**Given task**
Give only the number of lines in the records that include the string "社融调整".

* Begin *

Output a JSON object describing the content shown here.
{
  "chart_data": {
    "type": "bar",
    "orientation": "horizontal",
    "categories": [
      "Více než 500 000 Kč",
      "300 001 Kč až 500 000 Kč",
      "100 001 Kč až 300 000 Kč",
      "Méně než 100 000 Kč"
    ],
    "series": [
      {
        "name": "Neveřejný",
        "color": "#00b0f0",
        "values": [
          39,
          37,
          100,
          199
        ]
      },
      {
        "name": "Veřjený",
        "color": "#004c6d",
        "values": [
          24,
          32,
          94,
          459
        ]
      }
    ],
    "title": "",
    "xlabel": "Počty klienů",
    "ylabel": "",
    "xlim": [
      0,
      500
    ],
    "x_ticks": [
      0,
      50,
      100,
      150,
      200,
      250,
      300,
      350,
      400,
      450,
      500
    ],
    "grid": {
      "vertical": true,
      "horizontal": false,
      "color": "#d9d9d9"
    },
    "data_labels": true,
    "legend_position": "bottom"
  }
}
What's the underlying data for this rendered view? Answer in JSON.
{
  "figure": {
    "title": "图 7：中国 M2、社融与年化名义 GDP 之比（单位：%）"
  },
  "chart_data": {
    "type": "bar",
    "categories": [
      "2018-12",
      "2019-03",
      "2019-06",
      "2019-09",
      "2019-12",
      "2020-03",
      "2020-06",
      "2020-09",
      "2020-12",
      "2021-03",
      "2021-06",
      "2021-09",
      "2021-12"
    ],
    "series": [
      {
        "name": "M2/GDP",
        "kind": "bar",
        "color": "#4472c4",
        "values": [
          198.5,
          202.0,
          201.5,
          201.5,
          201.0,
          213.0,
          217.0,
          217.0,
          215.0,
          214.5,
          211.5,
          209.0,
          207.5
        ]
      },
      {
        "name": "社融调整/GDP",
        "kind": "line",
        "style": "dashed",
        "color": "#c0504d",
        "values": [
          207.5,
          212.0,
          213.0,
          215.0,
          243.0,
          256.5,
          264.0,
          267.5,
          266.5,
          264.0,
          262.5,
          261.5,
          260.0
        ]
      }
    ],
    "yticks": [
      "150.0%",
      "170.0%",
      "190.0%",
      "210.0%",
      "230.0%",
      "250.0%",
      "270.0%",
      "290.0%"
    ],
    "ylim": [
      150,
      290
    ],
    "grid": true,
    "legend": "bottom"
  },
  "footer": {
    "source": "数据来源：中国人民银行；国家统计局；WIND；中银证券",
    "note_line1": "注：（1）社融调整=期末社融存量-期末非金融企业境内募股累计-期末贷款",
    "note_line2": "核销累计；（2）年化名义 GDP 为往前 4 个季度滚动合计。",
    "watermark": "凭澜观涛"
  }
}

* End *

**Result below**
2